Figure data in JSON
"""
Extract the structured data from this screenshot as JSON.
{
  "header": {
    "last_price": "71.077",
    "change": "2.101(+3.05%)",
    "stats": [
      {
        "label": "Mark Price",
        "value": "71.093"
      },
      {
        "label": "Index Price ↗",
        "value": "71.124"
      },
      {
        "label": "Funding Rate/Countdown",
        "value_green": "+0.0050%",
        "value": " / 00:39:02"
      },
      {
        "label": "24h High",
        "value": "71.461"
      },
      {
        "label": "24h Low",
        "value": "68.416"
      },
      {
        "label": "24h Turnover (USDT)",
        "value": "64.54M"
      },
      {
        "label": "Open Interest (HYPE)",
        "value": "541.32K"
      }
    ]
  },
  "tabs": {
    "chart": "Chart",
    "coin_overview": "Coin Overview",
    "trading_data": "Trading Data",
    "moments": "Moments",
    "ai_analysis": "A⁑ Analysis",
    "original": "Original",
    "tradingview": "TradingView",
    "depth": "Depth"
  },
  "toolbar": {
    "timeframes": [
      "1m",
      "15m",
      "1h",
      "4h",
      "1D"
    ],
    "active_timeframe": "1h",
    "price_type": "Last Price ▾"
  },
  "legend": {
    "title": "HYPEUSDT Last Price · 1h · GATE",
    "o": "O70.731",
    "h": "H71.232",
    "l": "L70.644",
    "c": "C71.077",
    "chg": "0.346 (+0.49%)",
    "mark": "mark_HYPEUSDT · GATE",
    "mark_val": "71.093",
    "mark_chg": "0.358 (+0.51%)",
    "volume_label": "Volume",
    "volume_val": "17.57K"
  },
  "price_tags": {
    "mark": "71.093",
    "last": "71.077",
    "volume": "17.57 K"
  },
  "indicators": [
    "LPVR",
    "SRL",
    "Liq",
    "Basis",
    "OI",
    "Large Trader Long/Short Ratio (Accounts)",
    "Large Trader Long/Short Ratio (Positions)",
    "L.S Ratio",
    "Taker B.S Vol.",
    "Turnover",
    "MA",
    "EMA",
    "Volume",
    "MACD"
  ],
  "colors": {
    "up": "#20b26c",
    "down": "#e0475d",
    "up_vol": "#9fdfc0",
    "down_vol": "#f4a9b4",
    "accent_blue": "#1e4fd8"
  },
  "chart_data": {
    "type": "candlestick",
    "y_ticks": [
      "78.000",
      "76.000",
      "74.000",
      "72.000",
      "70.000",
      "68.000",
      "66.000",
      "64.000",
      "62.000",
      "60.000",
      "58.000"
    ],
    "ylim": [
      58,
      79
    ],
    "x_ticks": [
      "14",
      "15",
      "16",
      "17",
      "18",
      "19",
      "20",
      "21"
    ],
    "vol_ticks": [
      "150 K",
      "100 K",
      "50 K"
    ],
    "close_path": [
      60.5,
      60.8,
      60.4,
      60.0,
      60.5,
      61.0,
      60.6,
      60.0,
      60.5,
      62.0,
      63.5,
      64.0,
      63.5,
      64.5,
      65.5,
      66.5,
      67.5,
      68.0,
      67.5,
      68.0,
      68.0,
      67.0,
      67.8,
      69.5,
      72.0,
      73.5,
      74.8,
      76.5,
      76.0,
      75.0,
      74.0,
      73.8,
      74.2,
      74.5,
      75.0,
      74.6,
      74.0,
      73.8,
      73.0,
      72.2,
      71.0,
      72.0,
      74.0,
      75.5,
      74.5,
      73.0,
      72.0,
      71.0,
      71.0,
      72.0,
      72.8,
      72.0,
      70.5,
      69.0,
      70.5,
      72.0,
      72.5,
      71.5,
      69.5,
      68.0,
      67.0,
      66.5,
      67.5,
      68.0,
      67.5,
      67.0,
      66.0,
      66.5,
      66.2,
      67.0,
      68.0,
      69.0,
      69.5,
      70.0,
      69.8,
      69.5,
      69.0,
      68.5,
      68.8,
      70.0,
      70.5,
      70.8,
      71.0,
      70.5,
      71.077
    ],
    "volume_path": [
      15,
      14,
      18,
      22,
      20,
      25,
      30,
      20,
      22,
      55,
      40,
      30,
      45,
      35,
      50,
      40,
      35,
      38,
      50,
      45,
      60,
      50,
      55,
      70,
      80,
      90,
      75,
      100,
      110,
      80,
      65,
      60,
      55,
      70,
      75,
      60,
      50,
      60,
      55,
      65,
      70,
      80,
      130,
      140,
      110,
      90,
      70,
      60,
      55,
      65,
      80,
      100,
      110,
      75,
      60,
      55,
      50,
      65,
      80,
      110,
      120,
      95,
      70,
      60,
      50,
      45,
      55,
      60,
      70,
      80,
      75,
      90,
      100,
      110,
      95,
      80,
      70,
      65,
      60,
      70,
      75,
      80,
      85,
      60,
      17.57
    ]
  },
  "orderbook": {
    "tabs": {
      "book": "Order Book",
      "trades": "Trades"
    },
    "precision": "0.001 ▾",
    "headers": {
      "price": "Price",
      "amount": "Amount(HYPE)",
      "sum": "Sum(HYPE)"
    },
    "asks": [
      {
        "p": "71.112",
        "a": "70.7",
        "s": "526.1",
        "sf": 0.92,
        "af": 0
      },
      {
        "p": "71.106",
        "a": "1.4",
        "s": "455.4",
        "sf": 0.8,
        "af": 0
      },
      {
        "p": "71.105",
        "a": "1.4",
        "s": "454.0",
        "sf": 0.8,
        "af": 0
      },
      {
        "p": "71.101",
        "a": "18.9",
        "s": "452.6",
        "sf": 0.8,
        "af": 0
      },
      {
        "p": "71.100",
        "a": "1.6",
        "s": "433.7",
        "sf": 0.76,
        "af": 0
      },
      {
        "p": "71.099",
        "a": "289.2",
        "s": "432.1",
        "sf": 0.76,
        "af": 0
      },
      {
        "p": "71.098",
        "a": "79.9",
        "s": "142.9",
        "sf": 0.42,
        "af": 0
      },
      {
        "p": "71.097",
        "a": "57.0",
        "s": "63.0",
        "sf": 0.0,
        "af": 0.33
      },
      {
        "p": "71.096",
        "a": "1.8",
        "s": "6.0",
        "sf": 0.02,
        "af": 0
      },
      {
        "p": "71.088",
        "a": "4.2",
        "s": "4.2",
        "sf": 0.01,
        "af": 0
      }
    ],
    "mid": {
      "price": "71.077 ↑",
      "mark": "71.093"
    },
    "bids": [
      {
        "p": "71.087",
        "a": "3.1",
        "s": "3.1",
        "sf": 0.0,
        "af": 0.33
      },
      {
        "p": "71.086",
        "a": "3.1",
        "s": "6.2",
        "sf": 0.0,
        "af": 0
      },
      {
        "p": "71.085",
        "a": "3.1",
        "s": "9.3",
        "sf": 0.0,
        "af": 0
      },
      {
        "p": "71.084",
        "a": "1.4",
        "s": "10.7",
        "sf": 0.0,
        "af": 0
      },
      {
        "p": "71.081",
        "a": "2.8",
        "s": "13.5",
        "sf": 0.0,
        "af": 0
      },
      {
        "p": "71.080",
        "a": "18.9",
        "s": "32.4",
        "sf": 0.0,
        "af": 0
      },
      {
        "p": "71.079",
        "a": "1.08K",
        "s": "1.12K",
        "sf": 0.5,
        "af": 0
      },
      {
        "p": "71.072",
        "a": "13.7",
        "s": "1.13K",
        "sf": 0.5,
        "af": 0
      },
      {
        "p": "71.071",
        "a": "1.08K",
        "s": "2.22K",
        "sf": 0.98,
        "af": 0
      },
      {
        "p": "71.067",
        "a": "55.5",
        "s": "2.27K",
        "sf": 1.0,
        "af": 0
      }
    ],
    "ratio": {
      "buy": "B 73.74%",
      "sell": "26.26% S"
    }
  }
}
"""
* **The request**: Look through the records and gather every line containing "Short".

* **Finished answer**:
    "Large Trader Long/Short Ratio (Accounts)",
    "Large Trader Long/Short Ratio (Positions)",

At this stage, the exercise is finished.